→ Text to read
Light Unseen is an American death metal and grindcore band that originated in San Marcos, Texas, United States. The band was founded by local Texas death metal and grindcore veteran Christian "Shun" Marthiljohni of Diminished, Southern Front, and The Monk. Marthiljohni hired on his friend Adrian Trevino to take over drums. The band signed with Nosral Recordings in January 2018. Light Unseen has been compared to Tortured Conscience and Antidemon. Currently, the band is signed with Rottweiler Records.

History
Light Unseen began in July 2016, with the lineup of Christian "Shun" Marthiljohni on vocals, guitars, and bass and Adrian Trevino on drums. The band debuted with their single "Imago Dei", which was released independently. Following the release of the single, the band released a demo on November 17, with the title Eve of the Day of the Lord: Demo 2017, which included three tracks - "Imago Dei", "Corpus Christi", and "Eve of the Day of the Lord".

→ Your task
Set down, word for word, the passage of the text about the band Light Unseen from "Light Unseen is" to "with Rottweiler Records.". The items that come after this text were taken from a separate source.

→ Labeled box items

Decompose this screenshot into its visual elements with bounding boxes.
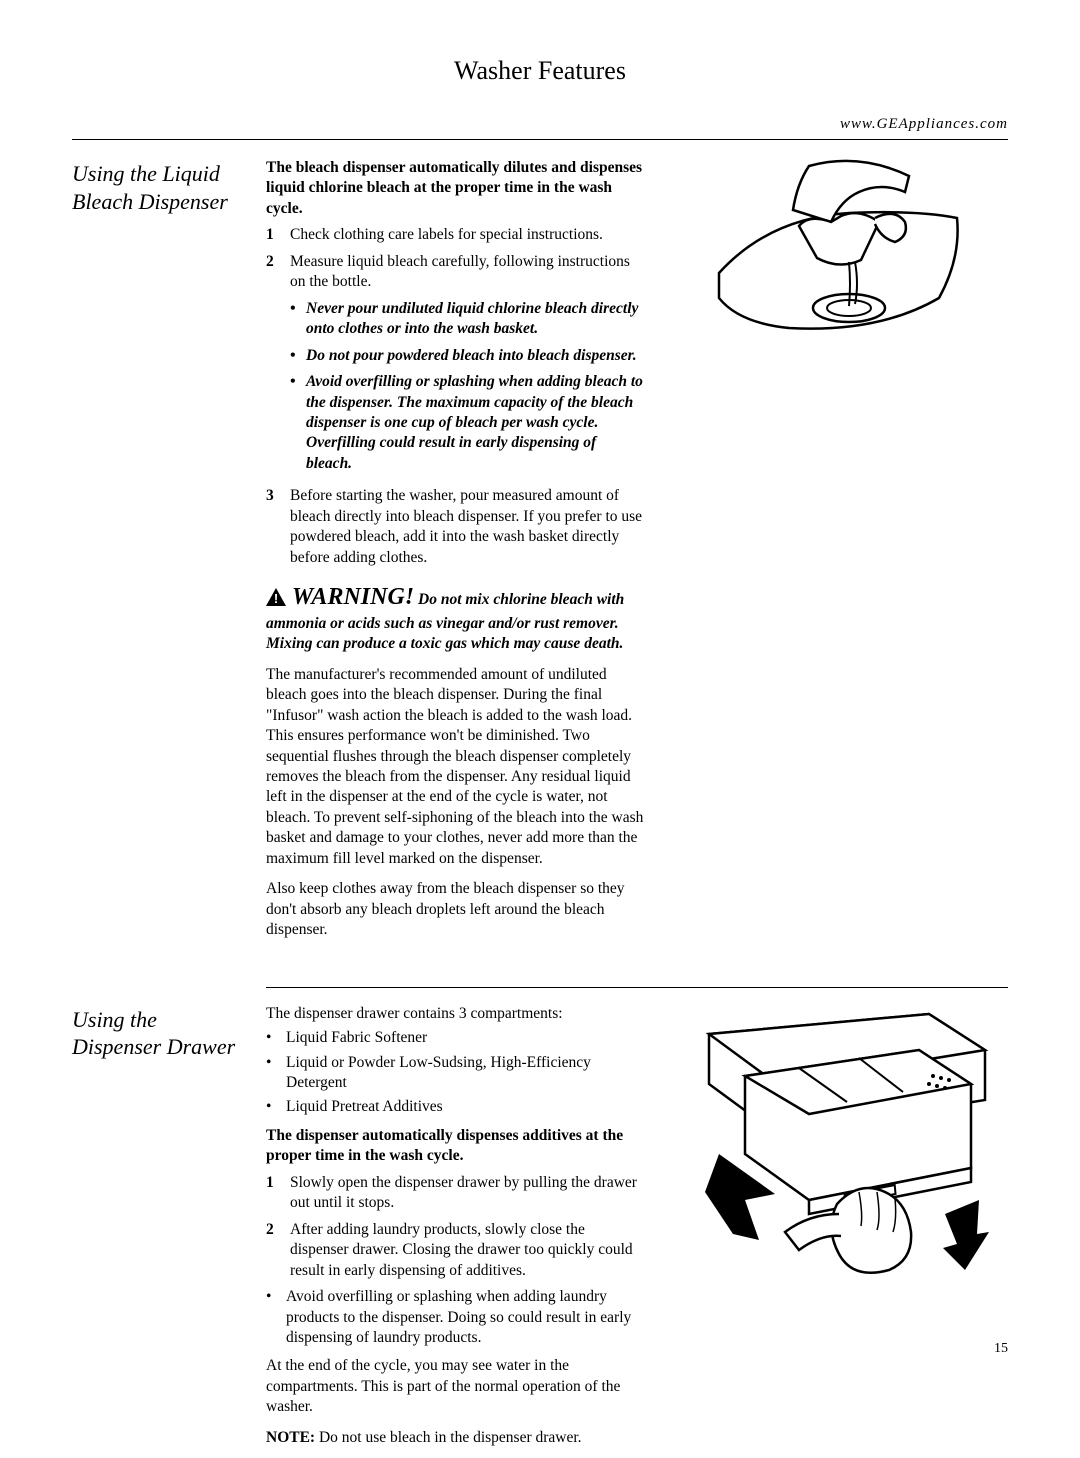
page-title: Washer Features bbox=[72, 56, 1008, 86]
list-item: •Avoid overfilling or splashing when add… bbox=[290, 372, 646, 474]
bullet-text: Liquid Pretreat Additives bbox=[286, 1097, 443, 1117]
step-number: 2 bbox=[266, 252, 280, 481]
bullet-text: Avoid overfilling or splashing when addi… bbox=[286, 1287, 646, 1348]
numbered-steps: 1 Check clothing care labels for special… bbox=[266, 225, 646, 568]
warning-block: ! WARNING! Do not mix chlorine bleach wi… bbox=[266, 582, 646, 655]
divider-section bbox=[266, 987, 1008, 988]
note-label: NOTE: bbox=[266, 1429, 315, 1446]
step-number: 1 bbox=[266, 225, 280, 245]
note-text: Do not use bleach in the dispenser drawe… bbox=[315, 1429, 581, 1446]
page-number: 15 bbox=[994, 1341, 1008, 1357]
step2-lead: Measure liquid bleach carefully, followi… bbox=[290, 253, 630, 290]
list-item: • Liquid Fabric Softener bbox=[266, 1028, 646, 1048]
figure-dispenser-drawer bbox=[670, 1004, 1008, 1458]
header-url: www.GEAppliances.com bbox=[72, 116, 1008, 133]
step-number: 2 bbox=[266, 1220, 280, 1281]
section-heading: Using the Liquid Bleach Dispenser bbox=[72, 158, 242, 951]
warning-word: WARNING! bbox=[292, 584, 414, 610]
list-item: •Liquid or Powder Low-Sudsing, High-Effi… bbox=[266, 1053, 646, 1094]
section-dispenser-drawer: Using the Dispenser Drawer The dispenser… bbox=[72, 1004, 1008, 1458]
step-number: 3 bbox=[266, 486, 280, 568]
list-item: • Liquid Pretreat Additives bbox=[266, 1097, 646, 1117]
divider-top bbox=[72, 139, 1008, 140]
section-bleach-dispenser: Using the Liquid Bleach Dispenser The bl… bbox=[72, 158, 1008, 951]
compartment-list: •Liquid Fabric Softener •Liquid or Powde… bbox=[266, 1028, 646, 1118]
step-text: Measure liquid bleach carefully, followi… bbox=[290, 252, 646, 481]
step: 1 Check clothing care labels for special… bbox=[266, 225, 646, 245]
bullet-text: Liquid or Powder Low-Sudsing, High-Effic… bbox=[286, 1053, 646, 1094]
bullet-text: Do not pour powdered bleach into bleach … bbox=[306, 346, 637, 366]
step-text: After adding laundry products, slowly cl… bbox=[290, 1220, 646, 1281]
bullet-text: Avoid overfilling or splashing when addi… bbox=[306, 372, 646, 474]
numbered-steps: 1 Slowly open the dispenser drawer by pu… bbox=[266, 1173, 646, 1281]
list-item: •Avoid overfilling or splashing when add… bbox=[266, 1287, 646, 1348]
paragraph: Also keep clothes away from the bleach d… bbox=[266, 879, 646, 940]
bullet-icon: • bbox=[266, 1028, 276, 1048]
bullet-text: Liquid Fabric Softener bbox=[286, 1028, 427, 1048]
section-heading: Using the Dispenser Drawer bbox=[72, 1004, 242, 1458]
bullet-icon: • bbox=[290, 346, 300, 366]
paragraph: At the end of the cycle, you may see wat… bbox=[266, 1356, 646, 1417]
svg-text:!: ! bbox=[274, 591, 278, 606]
bullet-icon: • bbox=[290, 299, 300, 340]
bleach-illustration bbox=[709, 158, 969, 368]
step: 3 Before starting the washer, pour measu… bbox=[266, 486, 646, 568]
intro-text: The dispenser drawer contains 3 compartm… bbox=[266, 1004, 646, 1024]
step-text: Slowly open the dispenser drawer by pull… bbox=[290, 1173, 646, 1214]
bullet-text: Never pour undiluted liquid chlorine ble… bbox=[306, 299, 646, 340]
section-body: The bleach dispenser automatically dilut… bbox=[266, 158, 646, 951]
caution-bullets: •Avoid overfilling or splashing when add… bbox=[266, 1287, 646, 1348]
caution-bullets: •Never pour undiluted liquid chlorine bl… bbox=[290, 299, 646, 475]
section-body: The dispenser drawer contains 3 compartm… bbox=[266, 1004, 646, 1458]
list-item: •Never pour undiluted liquid chlorine bl… bbox=[290, 299, 646, 340]
section2-wrapper: Using the Dispenser Drawer The dispenser… bbox=[72, 987, 1008, 1458]
step-text: Check clothing care labels for special i… bbox=[290, 225, 646, 245]
bullet-icon: • bbox=[266, 1287, 276, 1348]
bullet-icon: • bbox=[266, 1097, 276, 1117]
warning-triangle-icon: ! bbox=[266, 588, 286, 606]
list-item: • Do not pour powdered bleach into bleach… bbox=[290, 346, 646, 366]
bold-note: The dispenser automatically dispenses ad… bbox=[266, 1126, 646, 1167]
step-number: 1 bbox=[266, 1173, 280, 1214]
figure-pouring-bleach bbox=[670, 158, 1008, 951]
step-text: Before starting the washer, pour measure… bbox=[290, 486, 646, 568]
intro-text: The bleach dispenser automatically dilut… bbox=[266, 158, 646, 219]
paragraph: The manufacturer's recommended amount of… bbox=[266, 665, 646, 870]
drawer-illustration bbox=[689, 1004, 989, 1294]
bullet-icon: • bbox=[290, 372, 300, 474]
step: 2 Measure liquid bleach carefully, follo… bbox=[266, 252, 646, 481]
step: 1 Slowly open the dispenser drawer by pu… bbox=[266, 1173, 646, 1214]
step: 2 After adding laundry products, slowly … bbox=[266, 1220, 646, 1281]
note-line: NOTE: Do not use bleach in the dispenser… bbox=[266, 1428, 646, 1448]
bullet-icon: • bbox=[266, 1053, 276, 1094]
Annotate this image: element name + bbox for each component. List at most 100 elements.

→ Solution to this problem
Light Unseen is an American death metal and grindcore band that originated in San Marcos, Texas, United States. The band was founded by local Texas death metal and grindcore veteran Christian "Shun" Marthiljohni of Diminished, Southern Front, and The Monk. Marthiljohni hired on his friend Adrian Trevino to take over drums. The band signed with Nosral Recordings in January 2018. Light Unseen has been compared to Tortured Conscience and Antidemon. Currently, the band is signed with Rottweiler Records.